_BRIEF:_ Where the data below has the string "أحدهما", return the whole line.

[Stored records]

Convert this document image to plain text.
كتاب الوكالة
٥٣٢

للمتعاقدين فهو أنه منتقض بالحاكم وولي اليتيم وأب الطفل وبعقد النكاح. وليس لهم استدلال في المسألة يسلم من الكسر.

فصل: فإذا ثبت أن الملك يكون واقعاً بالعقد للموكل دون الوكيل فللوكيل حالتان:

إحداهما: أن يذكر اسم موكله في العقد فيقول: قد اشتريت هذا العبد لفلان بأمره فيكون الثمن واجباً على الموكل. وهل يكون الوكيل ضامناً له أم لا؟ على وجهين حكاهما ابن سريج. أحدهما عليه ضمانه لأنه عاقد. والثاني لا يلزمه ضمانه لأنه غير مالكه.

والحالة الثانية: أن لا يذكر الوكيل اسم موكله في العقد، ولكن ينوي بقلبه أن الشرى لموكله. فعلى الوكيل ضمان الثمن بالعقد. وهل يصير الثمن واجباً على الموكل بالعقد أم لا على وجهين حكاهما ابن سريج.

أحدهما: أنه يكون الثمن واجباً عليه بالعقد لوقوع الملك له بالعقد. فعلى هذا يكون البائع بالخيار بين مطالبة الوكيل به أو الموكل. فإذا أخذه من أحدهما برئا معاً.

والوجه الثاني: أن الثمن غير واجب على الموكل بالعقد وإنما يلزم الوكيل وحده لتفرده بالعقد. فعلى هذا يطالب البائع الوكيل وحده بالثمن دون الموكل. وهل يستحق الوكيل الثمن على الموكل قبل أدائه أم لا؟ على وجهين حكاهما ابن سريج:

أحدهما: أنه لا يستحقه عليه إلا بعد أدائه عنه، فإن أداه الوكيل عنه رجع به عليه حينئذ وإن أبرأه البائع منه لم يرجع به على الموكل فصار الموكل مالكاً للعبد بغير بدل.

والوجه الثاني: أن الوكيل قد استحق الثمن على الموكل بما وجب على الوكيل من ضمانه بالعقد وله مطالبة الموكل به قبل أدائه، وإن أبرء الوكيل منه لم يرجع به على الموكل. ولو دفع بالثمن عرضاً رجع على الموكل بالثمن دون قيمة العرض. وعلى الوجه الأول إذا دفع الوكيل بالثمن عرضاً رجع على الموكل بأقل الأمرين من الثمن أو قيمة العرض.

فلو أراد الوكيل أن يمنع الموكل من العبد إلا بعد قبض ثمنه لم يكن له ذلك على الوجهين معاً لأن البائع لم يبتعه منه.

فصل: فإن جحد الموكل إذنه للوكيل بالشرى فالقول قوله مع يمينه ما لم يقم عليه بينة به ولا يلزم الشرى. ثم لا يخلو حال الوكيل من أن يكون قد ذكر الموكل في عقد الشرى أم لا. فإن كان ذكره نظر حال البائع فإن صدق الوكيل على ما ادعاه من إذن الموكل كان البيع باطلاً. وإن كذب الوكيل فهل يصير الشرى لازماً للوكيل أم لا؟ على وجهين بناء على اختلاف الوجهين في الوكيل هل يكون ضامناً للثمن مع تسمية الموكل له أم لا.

_THE OUTPUT:_
إحداهما: أن يذكر اسم موكله في العقد فيقول: قد اشتريت هذا العبد لفلان بأمره فيكون الثمن واجباً على الموكل. وهل يكون الوكيل ضامناً له أم لا؟ على وجهين حكاهما ابن سريج. أحدهما عليه ضمانه لأنه عاقد. والثاني لا يلزمه ضمانه لأنه غير مالكه.
أحدهما: أنه يكون الثمن واجباً عليه بالعقد لوقوع الملك له بالعقد. فعلى هذا يكون البائع بالخيار بين مطالبة الوكيل به أو الموكل. فإذا أخذه من أحدهما برئا معاً.
أحدهما: أنه لا يستحقه عليه إلا بعد أدائه عنه، فإن أداه الوكيل عنه رجع به عليه حينئذ وإن أبرأه البائع منه لم يرجع به على الموكل فصار الموكل مالكاً للعبد بغير بدل.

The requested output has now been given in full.